The problem ->
Go over the listing below line by line and tally those containing "Freedom". Give only the tally.

○ ○ ○

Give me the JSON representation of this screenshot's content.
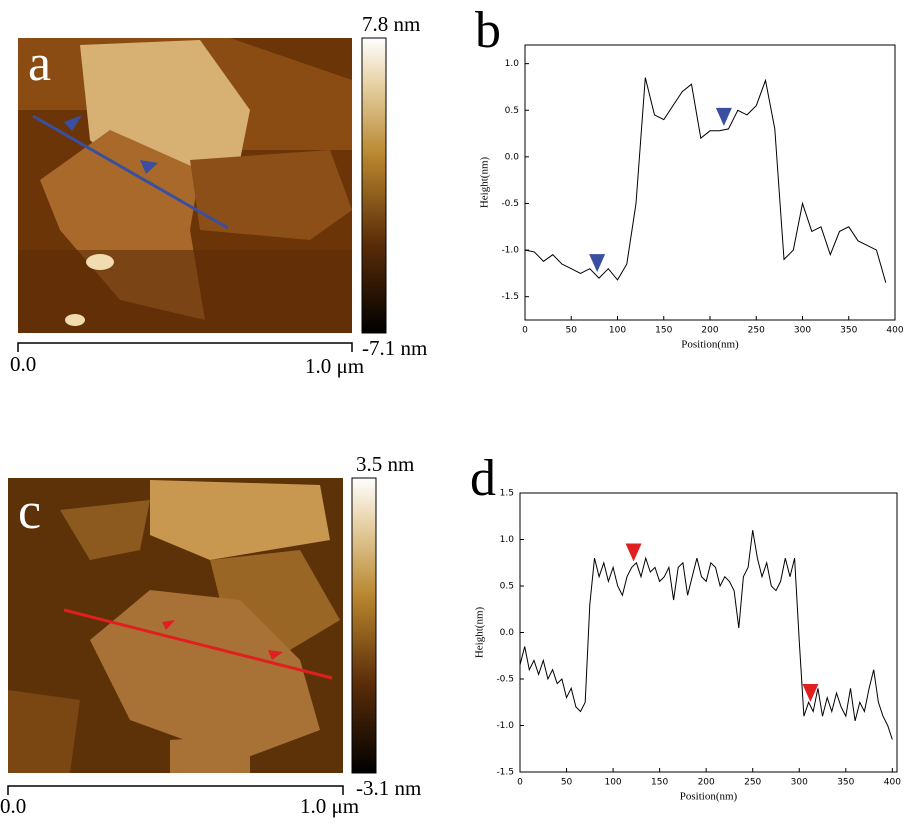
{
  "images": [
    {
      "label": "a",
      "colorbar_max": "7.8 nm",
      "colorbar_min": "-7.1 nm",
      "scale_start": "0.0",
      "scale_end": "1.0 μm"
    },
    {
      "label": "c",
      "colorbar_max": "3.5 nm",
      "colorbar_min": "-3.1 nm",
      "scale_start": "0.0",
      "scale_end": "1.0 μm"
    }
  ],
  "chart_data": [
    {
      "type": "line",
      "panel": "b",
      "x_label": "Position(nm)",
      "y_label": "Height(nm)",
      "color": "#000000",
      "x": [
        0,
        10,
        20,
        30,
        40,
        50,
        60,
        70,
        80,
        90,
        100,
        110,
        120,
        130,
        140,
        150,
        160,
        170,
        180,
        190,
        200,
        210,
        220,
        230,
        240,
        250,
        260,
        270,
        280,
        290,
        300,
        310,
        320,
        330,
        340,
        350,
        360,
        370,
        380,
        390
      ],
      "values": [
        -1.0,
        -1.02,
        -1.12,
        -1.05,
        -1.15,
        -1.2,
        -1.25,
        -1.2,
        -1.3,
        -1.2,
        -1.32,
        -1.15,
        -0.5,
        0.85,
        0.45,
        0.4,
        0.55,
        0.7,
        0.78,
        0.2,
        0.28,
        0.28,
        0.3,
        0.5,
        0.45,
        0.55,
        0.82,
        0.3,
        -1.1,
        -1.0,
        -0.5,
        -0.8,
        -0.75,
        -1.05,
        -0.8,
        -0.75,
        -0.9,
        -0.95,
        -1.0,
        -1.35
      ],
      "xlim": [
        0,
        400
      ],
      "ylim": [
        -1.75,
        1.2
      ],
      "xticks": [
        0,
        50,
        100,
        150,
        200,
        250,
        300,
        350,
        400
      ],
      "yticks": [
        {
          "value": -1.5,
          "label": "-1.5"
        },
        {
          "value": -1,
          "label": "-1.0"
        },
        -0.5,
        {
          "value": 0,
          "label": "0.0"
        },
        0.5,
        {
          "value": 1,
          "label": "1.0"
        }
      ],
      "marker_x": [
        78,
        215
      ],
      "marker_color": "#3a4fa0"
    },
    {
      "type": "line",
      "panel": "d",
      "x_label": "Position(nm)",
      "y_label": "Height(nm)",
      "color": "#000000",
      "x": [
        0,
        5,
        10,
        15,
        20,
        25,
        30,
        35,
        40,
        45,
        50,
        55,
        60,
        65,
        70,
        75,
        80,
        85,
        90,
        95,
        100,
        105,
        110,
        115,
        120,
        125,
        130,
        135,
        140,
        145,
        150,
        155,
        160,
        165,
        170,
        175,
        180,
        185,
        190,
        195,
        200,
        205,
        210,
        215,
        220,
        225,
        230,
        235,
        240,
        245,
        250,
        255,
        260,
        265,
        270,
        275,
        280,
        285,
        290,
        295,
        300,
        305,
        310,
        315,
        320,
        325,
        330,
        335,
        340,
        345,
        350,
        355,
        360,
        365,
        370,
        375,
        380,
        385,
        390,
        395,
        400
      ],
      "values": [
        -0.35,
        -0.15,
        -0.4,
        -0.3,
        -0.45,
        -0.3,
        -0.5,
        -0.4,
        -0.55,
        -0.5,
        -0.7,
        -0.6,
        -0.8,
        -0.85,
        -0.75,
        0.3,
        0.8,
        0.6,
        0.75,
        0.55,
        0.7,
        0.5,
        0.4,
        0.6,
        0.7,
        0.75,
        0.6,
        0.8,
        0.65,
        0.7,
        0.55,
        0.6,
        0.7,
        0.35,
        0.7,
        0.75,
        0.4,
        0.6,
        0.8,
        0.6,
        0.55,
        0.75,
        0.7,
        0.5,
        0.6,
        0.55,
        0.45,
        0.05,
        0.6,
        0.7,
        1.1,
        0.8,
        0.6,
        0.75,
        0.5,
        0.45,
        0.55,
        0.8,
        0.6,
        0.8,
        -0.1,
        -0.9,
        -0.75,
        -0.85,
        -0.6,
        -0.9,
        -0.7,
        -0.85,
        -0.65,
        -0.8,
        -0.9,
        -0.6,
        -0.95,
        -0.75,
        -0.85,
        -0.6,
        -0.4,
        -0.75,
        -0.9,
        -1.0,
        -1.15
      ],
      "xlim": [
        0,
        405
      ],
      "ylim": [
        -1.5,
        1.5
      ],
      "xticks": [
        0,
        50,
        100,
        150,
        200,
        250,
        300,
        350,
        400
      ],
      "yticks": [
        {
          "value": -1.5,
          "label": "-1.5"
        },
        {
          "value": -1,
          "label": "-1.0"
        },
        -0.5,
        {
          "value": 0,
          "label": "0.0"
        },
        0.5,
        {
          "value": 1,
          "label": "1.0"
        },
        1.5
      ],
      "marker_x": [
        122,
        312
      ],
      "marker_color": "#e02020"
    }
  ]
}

○ ○ ○

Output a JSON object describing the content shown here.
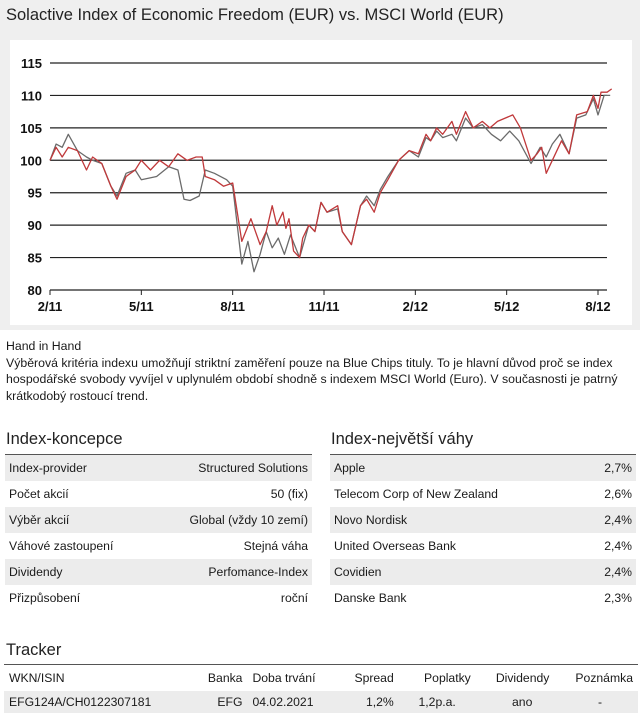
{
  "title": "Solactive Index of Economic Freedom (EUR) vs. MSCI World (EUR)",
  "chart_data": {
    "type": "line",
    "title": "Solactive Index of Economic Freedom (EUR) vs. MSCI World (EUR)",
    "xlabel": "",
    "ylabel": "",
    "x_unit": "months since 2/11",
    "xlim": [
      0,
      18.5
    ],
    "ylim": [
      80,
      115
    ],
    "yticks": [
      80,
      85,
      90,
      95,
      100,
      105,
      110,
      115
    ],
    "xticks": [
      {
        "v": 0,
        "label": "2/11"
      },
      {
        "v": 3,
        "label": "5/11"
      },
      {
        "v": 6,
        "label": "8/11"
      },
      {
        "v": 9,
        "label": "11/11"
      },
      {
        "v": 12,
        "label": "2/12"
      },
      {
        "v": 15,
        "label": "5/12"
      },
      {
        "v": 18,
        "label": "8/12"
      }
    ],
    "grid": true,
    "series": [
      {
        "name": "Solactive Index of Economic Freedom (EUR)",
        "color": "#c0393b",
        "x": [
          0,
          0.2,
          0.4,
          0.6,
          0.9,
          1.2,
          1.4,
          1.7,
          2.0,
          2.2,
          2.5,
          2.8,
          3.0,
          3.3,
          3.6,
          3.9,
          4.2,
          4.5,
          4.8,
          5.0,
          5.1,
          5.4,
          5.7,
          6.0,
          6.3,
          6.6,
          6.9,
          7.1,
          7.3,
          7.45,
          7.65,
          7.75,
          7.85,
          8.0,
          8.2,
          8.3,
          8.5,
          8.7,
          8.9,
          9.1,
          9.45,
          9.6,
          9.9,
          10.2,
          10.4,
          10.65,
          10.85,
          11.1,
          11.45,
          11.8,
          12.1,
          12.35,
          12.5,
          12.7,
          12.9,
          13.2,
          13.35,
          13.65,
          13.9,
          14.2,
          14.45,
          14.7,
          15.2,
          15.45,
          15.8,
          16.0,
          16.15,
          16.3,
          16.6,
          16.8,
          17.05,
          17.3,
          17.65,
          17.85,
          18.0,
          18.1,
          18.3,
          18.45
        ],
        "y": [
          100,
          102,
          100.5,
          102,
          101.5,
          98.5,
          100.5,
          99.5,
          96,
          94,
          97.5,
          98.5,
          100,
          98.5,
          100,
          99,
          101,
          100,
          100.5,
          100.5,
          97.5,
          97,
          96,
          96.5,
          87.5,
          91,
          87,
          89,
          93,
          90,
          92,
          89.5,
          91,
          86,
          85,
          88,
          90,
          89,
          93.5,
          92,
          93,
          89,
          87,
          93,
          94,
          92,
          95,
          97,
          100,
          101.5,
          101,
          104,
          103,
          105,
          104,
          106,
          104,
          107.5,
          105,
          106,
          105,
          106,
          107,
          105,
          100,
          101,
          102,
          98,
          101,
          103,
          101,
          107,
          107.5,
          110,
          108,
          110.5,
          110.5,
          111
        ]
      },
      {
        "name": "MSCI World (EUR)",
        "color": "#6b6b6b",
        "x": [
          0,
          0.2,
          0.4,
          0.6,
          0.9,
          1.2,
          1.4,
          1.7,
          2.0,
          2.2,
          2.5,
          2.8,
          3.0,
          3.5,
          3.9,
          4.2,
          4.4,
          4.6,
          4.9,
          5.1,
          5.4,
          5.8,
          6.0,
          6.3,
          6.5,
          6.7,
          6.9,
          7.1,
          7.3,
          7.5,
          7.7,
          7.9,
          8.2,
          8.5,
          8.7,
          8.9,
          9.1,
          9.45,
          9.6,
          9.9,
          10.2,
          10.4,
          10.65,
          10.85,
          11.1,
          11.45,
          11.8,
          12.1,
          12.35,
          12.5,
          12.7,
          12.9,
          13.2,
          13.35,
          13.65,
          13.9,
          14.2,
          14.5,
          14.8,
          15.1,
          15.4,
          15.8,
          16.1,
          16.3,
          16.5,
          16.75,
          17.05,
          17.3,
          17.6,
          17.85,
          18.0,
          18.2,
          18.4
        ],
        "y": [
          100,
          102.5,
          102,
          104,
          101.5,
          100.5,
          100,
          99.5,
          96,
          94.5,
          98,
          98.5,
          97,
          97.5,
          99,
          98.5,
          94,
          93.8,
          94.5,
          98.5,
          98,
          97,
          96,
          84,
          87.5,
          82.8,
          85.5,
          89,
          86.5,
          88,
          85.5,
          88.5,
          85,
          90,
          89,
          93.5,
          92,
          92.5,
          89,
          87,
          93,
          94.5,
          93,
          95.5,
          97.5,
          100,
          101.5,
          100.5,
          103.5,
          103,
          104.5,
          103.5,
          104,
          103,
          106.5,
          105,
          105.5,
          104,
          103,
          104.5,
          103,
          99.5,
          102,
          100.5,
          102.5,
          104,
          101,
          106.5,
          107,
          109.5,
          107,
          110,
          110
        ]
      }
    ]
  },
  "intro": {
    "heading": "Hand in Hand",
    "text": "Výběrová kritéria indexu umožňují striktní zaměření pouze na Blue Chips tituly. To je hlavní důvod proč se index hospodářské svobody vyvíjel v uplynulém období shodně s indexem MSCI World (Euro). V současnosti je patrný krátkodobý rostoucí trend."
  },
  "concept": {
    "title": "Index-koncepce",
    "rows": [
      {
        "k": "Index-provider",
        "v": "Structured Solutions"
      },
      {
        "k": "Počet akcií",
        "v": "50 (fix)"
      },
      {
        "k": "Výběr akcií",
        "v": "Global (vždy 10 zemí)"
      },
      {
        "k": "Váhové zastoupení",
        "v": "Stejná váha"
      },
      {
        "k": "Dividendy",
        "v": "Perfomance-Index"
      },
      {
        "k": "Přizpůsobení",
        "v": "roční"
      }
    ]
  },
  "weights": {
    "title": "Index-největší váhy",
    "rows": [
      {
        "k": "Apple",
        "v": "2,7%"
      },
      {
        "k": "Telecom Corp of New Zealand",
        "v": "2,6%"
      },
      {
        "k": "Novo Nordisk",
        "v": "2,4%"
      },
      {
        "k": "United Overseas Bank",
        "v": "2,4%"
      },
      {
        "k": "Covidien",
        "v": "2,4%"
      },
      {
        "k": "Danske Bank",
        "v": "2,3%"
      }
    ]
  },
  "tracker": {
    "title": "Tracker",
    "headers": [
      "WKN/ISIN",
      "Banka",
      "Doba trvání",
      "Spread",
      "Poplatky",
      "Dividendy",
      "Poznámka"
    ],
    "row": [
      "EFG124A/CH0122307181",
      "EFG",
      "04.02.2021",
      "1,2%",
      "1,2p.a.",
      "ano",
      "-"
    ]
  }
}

○ ○ ○

Solution to the exercise ->
3